*Prompt A*. In the brain network notes, which network has key nodes in the posterior parietal cortex?
*Prompt B*. From the brain network notes, reproduce word for word the passage starting with "The SN  PLAYS" and going on through "to modulate behavior.".

:: Study text

Notes for Tokyo lecture given 11/27/18.  This is too complex for me, much less an audience, so I simplified it.  Robert D. McMullen, MD  (only I have pswd to signature) THE MAIN THREE NETWORKS OF THE BRAIN ARE:      SN (salience network):  the network focused on here DMN (default mode network) –self-referential;  it is activated during social reasoning, such as when we think about our own and/or others’ minds. signals from AI influence DMN; CEN (central executive network) – key nodes in PPC (Posterior parietal cortex); maintenance and manipulation of information and decision-making ; OTHER, SMALLER, NETWORKS:      Cinguloopercular network  -set-maintenance activities Ventral attention network –right lateralized ; overlaps with SN Task Positive Network (TPN):   activated by mechanical, causal, logical, or mathematical reasoning—e.g.,  when watching videos about physics SALIENCE NETWORK (SN) etymology: Salient:  from leaping in Latin, used for a military bulge; something protruding, standing out. Salience: being noticeable, standing out. Salient entities attract attention, are meaningful or behaviorally relevant—e.g., something out of the ordinary occurring; wrestling with an important question—e.g., a moral question, a decision about what job to take. (Salience detection has been most studied in visual research.) SALIENCE INCLUDES:
  • low-level sensory features (e.g., stimulus color or intensity—usually an abrupt change in these)
  • high-level cognitive and affective processes (e.g., emotional salience or personal relevance).
The SN  PLAYS A CENTRAL ROLE IN COGNITIVE CONTROL  (Sarah Peters, Downar)
  • integrating sensory input to guide attention;   attend to motivationally salient stimuli
  • recruit appropriate functional brain-behavior networks to modulate behavior.

::::
:: Listed entries

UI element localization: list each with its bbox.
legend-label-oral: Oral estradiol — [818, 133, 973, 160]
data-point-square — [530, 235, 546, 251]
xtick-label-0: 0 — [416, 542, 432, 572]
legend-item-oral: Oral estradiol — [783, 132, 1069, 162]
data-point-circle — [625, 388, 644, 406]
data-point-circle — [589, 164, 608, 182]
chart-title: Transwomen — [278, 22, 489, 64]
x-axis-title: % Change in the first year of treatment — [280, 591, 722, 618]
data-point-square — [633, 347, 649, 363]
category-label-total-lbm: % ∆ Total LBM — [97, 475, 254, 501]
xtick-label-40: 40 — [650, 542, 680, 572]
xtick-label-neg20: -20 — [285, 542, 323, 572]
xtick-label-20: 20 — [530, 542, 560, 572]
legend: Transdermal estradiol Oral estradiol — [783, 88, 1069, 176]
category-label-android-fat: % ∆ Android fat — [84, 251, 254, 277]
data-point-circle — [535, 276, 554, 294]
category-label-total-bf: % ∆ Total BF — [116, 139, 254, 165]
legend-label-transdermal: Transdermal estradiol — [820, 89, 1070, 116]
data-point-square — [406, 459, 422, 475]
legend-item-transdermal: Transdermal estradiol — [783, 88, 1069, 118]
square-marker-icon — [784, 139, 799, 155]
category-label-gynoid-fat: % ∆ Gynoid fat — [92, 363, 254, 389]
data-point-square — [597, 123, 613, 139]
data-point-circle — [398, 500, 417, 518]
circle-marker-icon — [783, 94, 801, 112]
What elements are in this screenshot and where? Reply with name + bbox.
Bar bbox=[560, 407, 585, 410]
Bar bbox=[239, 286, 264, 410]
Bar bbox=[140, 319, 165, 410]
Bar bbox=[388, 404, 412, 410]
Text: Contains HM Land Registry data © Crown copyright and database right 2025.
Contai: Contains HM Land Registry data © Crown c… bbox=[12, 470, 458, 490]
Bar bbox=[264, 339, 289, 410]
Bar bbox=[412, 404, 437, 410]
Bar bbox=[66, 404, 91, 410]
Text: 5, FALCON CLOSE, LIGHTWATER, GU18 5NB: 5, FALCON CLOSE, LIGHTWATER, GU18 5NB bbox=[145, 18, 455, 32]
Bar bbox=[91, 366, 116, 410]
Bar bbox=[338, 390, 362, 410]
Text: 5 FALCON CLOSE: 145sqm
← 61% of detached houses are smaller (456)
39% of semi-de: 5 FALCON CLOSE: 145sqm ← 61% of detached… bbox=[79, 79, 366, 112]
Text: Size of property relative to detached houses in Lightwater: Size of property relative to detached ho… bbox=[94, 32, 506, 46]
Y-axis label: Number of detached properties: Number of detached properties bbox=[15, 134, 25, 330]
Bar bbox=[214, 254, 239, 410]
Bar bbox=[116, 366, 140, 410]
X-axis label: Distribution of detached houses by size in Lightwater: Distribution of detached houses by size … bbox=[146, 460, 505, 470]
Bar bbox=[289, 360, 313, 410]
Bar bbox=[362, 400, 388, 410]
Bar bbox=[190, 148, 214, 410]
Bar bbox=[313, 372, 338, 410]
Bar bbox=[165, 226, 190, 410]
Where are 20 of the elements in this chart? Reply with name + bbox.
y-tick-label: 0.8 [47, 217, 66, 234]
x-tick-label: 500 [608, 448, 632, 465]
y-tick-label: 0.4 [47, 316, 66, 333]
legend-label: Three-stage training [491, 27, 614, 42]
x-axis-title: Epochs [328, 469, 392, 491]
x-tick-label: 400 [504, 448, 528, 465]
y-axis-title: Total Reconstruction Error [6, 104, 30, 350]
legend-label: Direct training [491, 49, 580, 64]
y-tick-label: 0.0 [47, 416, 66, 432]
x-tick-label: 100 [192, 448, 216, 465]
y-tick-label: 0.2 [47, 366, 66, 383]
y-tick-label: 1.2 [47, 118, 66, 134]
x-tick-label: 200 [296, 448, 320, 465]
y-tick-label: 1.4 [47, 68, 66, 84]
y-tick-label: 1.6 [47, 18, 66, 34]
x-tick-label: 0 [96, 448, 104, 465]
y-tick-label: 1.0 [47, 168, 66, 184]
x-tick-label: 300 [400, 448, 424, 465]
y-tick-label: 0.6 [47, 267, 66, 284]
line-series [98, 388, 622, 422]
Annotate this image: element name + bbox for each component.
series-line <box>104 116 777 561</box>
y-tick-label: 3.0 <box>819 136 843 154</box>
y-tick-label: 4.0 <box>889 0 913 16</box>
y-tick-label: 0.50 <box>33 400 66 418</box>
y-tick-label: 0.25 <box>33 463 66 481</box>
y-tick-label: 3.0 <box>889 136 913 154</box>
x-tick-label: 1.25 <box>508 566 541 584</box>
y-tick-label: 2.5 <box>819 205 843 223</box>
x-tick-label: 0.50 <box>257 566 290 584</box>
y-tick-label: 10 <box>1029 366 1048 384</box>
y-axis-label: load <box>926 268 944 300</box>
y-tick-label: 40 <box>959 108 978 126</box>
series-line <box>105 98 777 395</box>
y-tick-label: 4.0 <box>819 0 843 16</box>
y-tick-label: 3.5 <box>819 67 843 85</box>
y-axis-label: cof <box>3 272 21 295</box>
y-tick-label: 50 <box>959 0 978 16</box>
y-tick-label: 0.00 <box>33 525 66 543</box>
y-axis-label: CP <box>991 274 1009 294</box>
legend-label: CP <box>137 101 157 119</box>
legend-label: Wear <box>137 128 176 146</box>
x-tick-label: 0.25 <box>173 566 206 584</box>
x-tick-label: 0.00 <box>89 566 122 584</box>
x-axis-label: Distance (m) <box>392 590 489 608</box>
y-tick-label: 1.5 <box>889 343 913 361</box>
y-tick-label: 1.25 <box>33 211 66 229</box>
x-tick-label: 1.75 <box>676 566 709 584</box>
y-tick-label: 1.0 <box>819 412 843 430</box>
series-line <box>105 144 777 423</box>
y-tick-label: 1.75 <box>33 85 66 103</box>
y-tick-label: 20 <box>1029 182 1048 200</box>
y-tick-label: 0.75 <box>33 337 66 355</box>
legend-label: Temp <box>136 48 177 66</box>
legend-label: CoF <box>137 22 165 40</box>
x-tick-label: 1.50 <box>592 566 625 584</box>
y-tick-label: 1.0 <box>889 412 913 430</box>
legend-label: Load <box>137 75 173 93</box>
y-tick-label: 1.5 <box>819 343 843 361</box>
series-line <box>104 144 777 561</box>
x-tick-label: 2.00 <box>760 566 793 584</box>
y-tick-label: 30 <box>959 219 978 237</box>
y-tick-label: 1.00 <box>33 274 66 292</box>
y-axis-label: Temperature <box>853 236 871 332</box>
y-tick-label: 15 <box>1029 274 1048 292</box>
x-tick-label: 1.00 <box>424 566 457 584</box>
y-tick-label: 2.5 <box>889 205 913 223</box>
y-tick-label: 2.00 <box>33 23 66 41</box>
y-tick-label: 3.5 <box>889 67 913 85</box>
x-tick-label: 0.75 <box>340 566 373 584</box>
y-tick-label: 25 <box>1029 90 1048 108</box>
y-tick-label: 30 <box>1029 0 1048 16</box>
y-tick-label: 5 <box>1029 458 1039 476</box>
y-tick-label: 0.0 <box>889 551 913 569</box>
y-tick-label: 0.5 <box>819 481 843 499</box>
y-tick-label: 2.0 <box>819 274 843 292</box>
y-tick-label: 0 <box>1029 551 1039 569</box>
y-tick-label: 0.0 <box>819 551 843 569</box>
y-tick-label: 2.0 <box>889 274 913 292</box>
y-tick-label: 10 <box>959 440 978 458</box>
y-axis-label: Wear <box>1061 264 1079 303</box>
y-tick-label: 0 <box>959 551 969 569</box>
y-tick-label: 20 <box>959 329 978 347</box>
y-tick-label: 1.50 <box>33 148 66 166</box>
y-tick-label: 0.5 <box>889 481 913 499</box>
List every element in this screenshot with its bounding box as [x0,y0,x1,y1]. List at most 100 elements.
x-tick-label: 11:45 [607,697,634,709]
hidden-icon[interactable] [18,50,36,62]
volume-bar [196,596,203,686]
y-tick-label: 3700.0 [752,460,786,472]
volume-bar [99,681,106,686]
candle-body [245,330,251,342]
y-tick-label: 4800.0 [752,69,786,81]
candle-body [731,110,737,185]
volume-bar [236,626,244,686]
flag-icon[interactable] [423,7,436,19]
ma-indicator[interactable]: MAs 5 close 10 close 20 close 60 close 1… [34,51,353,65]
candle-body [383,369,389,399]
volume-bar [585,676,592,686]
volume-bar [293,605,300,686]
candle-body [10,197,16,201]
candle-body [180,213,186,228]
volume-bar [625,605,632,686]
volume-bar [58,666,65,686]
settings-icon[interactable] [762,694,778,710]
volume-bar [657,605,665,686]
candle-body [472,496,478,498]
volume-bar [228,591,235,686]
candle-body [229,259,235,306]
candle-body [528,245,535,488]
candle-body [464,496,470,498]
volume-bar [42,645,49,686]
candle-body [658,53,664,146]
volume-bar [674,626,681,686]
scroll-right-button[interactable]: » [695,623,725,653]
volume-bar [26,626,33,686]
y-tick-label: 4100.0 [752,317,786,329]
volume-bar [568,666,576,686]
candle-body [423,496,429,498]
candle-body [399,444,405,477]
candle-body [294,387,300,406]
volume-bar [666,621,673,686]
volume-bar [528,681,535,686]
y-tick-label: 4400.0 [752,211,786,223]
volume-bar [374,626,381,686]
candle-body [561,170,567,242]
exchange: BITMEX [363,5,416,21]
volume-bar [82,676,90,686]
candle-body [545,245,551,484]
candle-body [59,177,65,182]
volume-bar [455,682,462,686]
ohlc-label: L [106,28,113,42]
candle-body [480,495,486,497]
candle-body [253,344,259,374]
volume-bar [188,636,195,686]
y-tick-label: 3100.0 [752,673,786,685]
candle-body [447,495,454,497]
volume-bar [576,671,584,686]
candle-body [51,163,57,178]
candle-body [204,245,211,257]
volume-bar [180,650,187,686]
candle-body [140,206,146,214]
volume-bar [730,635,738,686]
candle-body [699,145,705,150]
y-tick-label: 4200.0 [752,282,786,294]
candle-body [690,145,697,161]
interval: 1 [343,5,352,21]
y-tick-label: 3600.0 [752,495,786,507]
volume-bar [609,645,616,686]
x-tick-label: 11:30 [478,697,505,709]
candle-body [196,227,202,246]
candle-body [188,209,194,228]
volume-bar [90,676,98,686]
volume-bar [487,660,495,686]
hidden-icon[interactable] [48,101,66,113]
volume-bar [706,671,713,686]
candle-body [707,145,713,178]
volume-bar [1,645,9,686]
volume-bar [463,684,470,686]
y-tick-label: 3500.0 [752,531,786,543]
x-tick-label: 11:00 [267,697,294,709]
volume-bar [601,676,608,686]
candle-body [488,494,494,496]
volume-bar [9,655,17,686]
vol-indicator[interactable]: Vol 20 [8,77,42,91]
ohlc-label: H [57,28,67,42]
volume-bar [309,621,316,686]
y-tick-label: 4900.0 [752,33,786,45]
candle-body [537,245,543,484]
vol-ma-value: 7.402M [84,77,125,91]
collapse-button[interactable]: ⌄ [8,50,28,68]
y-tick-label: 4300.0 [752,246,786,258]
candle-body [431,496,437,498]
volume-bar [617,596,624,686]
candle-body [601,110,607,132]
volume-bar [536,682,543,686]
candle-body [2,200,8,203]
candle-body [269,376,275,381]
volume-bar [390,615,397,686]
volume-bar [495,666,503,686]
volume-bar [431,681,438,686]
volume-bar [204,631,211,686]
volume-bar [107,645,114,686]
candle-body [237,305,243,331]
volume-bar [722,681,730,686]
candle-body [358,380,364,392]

::::

*Expected output A*. The central executive network (CEN).

*Expected output B*.
The SN  PLAYS A CENTRAL ROLE IN COGNITIVE CONTROL  (Sarah Peters, Downar)
  • integrating sensory input to guide attention;   attend to motivationally salient stimuli
  • recruit appropriate functional brain-behavior networks to modulate behavior.